## PROMPT
Give the number of lines in the records below that include "visits", and nothing more.
== RECORDS SUPPLIED
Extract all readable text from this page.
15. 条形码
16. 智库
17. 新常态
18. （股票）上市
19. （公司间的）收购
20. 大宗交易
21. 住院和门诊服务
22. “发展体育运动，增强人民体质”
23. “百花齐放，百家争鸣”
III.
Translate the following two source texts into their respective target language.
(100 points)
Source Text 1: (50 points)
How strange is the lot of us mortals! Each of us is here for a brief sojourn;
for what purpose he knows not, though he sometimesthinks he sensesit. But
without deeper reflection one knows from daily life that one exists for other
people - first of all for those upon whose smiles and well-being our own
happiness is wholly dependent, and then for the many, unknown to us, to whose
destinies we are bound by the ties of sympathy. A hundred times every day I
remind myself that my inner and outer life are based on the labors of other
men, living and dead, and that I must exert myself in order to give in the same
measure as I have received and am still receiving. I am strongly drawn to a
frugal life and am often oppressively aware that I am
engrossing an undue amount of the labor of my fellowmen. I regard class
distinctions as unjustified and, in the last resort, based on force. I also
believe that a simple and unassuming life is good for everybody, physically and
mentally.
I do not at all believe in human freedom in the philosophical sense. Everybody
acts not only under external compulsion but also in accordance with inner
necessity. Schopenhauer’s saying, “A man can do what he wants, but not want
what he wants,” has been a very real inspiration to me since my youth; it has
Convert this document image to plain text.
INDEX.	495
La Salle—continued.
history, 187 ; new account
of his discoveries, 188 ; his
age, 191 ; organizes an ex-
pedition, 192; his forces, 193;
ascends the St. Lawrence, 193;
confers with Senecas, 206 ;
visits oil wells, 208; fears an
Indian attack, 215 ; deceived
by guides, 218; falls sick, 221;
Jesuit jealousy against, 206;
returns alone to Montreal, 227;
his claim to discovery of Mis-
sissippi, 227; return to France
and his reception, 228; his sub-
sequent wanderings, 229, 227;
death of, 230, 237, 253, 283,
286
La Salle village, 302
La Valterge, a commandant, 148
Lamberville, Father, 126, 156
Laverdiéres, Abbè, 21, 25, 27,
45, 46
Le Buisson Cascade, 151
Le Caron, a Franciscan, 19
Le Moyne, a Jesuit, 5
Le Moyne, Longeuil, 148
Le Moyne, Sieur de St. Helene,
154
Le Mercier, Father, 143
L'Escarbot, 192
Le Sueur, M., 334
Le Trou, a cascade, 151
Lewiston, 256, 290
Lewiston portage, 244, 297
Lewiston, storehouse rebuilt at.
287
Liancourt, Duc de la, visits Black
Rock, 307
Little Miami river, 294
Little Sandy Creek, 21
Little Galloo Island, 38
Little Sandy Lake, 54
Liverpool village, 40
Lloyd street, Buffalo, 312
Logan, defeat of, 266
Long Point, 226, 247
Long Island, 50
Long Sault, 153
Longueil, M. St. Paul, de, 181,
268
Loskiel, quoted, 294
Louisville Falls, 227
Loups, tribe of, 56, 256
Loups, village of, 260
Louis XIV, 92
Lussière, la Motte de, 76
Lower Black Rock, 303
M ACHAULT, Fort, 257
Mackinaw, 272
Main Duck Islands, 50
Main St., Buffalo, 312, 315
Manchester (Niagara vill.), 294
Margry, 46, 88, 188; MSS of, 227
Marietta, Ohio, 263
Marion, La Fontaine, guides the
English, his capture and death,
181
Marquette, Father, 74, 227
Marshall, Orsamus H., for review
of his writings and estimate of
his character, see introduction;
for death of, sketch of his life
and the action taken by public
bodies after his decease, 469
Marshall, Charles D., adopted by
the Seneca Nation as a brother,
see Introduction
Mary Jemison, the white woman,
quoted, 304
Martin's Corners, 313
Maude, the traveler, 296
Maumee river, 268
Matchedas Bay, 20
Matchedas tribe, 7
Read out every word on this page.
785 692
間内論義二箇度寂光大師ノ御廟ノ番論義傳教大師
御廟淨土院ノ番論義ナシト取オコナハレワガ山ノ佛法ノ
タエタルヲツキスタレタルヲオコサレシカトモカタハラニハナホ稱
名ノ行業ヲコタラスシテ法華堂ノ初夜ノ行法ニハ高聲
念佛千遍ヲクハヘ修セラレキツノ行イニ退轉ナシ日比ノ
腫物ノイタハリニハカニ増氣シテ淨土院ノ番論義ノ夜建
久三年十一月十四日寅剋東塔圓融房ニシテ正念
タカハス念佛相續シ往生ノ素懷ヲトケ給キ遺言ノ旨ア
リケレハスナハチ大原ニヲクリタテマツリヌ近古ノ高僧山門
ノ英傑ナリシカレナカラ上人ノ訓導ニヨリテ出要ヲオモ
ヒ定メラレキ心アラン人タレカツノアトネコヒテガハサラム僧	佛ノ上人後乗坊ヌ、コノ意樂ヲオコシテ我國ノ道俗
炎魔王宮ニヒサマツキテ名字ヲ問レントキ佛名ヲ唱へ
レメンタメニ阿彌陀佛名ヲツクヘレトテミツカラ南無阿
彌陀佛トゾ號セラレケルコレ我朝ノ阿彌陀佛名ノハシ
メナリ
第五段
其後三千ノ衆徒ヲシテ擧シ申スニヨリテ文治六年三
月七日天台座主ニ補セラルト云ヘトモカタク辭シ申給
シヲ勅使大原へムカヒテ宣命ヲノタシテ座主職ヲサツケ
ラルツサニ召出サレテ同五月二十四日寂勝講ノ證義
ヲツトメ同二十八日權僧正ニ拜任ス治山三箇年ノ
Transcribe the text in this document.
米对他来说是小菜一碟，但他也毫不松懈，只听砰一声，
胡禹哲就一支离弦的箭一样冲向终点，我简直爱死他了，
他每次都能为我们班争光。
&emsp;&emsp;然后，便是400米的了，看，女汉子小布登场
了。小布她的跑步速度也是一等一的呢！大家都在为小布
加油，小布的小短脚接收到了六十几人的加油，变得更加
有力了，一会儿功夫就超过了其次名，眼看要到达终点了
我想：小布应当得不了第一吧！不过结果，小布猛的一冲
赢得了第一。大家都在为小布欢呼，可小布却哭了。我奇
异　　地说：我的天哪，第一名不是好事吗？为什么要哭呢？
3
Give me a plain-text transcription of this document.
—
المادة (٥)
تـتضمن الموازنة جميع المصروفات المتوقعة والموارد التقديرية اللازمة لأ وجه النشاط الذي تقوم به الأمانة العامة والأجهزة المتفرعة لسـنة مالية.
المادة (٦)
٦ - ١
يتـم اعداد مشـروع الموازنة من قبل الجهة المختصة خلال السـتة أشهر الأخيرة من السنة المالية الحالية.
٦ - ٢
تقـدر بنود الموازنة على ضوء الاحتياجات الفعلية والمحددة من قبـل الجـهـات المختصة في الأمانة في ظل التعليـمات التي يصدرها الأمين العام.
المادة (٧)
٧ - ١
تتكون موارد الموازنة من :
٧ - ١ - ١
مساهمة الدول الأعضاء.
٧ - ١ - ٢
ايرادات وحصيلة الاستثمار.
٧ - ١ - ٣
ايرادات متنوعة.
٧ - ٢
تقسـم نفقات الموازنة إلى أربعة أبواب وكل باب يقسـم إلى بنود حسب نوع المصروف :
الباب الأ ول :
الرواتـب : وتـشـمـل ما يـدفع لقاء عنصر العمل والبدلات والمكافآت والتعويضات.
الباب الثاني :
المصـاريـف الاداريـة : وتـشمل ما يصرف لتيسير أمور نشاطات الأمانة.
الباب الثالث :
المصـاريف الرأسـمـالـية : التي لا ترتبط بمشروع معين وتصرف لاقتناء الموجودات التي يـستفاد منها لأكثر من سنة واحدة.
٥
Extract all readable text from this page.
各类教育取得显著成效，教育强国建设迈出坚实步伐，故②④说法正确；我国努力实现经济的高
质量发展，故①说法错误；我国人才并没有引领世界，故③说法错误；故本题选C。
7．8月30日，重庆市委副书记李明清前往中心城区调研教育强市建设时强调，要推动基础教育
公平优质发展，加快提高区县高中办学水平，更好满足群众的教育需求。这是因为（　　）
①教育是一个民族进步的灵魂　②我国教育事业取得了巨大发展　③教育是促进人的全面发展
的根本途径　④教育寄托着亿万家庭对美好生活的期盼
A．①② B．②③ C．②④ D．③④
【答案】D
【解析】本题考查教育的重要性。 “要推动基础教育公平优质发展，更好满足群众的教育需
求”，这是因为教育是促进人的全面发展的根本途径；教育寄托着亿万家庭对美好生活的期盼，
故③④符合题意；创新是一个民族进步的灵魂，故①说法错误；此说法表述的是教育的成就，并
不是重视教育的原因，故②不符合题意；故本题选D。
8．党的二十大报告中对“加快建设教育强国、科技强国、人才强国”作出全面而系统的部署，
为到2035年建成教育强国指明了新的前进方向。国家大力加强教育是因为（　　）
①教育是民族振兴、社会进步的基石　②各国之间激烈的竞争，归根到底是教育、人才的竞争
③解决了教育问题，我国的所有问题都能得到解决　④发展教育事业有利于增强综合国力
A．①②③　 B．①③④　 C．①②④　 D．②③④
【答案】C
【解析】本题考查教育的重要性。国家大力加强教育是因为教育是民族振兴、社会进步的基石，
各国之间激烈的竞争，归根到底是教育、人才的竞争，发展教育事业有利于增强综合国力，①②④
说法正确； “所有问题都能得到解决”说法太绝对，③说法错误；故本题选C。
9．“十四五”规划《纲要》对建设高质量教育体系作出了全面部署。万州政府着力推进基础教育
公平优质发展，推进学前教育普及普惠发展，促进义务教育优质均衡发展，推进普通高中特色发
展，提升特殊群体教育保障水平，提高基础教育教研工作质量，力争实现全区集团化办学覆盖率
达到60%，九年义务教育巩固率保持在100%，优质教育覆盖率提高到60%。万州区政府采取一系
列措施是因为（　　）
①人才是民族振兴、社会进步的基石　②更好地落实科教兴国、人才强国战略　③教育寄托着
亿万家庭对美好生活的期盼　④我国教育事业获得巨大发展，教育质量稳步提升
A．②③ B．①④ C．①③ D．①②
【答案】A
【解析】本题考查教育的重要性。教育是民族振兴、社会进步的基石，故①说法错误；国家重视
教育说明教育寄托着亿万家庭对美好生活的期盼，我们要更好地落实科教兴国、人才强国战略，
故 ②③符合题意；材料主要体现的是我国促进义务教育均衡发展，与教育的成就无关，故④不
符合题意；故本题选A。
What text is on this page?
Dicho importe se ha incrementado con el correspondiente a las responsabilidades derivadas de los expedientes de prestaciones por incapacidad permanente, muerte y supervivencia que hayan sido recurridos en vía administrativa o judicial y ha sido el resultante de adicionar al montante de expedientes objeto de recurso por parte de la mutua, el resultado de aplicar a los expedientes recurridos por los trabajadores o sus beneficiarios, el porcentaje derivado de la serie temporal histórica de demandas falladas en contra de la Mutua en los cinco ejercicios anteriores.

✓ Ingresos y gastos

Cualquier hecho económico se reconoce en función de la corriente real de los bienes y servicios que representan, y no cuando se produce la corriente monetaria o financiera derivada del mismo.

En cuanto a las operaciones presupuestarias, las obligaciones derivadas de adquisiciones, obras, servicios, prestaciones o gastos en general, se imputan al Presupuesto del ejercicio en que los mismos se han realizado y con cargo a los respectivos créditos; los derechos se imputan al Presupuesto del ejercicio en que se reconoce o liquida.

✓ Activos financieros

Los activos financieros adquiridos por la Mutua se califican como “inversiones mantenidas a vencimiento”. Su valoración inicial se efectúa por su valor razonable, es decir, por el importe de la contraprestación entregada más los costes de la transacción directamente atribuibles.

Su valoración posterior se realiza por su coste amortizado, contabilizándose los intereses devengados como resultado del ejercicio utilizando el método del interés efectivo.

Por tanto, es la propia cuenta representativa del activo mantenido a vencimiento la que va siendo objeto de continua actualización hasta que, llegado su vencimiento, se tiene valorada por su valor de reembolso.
====
## RESPONSE TO THIS EXERCISE
2